- Required task: Your task is to transcribe all of the data below exactly, omitting the images.

(Chart and figure data)
....................

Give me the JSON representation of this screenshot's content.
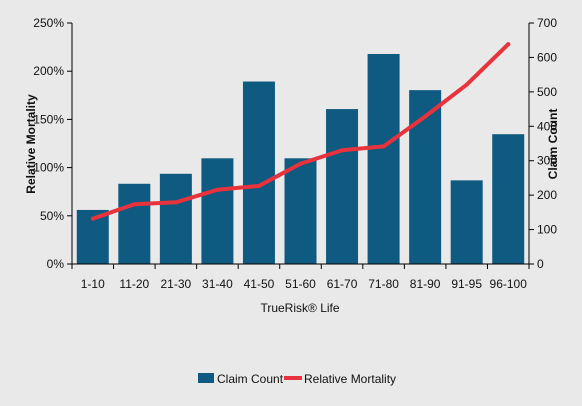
{
  "chart_data": {
    "type": "bar",
    "xlabel": "TrueRisk® Life",
    "categories": [
      "1-10",
      "11-20",
      "21-30",
      "31-40",
      "41-50",
      "51-60",
      "61-70",
      "71-80",
      "81-90",
      "91-95",
      "96-100"
    ],
    "series": [
      {
        "name": "Claim Count",
        "type": "bar",
        "axis": "right",
        "color": "#0f5a80",
        "values": [
          157,
          233,
          262,
          307,
          530,
          307,
          450,
          610,
          505,
          243,
          377
        ]
      },
      {
        "name": "Relative Mortality",
        "type": "line",
        "axis": "left",
        "color": "#e8323c",
        "values": [
          0.47,
          0.62,
          0.64,
          0.77,
          0.81,
          1.04,
          1.18,
          1.22,
          1.53,
          1.86,
          2.28
        ]
      }
    ],
    "y_left": {
      "label": "Relative Mortality",
      "lim": [
        0,
        2.5
      ],
      "ticks": [
        "0%",
        "50%",
        "100%",
        "150%",
        "200%",
        "250%"
      ]
    },
    "y_right": {
      "label": "Claim Count",
      "lim": [
        0,
        700
      ],
      "ticks": [
        "0",
        "100",
        "200",
        "300",
        "400",
        "500",
        "600",
        "700"
      ]
    },
    "legend": [
      "Claim Count",
      "Relative Mortality"
    ],
    "legend_position": "bottom",
    "grid": false
  }
}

....................

- Solved exercise:
Give me the JSON representation of this screenshot's content.
{
  "chart_data": {
    "type": "bar",
    "xlabel": "TrueRisk® Life",
    "categories": [
      "1-10",
      "11-20",
      "21-30",
      "31-40",
      "41-50",
      "51-60",
      "61-70",
      "71-80",
      "81-90",
      "91-95",
      "96-100"
    ],
    "series": [
      {
        "name": "Claim Count",
        "type": "bar",
        "axis": "right",
        "color": "#0f5a80",
        "values": [
          157,
          233,
          262,
          307,
          530,
          307,
          450,
          610,
          505,
          243,
          377
        ]
      },
      {
        "name": "Relative Mortality",
        "type": "line",
        "axis": "left",
        "color": "#e8323c",
        "values": [
          0.47,
          0.62,
          0.64,
          0.77,
          0.81,
          1.04,
          1.18,
          1.22,
          1.53,
          1.86,
          2.28
        ]
      }
    ],
    "y_left": {
      "label": "Relative Mortality",
      "lim": [
        0,
        2.5
      ],
      "ticks": [
        "0%",
        "50%",
        "100%",
        "150%",
        "200%",
        "250%"
      ]
    },
    "y_right": {
      "label": "Claim Count",
      "lim": [
        0,
        700
      ],
      "ticks": [
        "0",
        "100",
        "200",
        "300",
        "400",
        "500",
        "600",
        "700"
      ]
    },
    "legend": [
      "Claim Count",
      "Relative Mortality"
    ],
    "legend_position": "bottom",
    "grid": false
  }
}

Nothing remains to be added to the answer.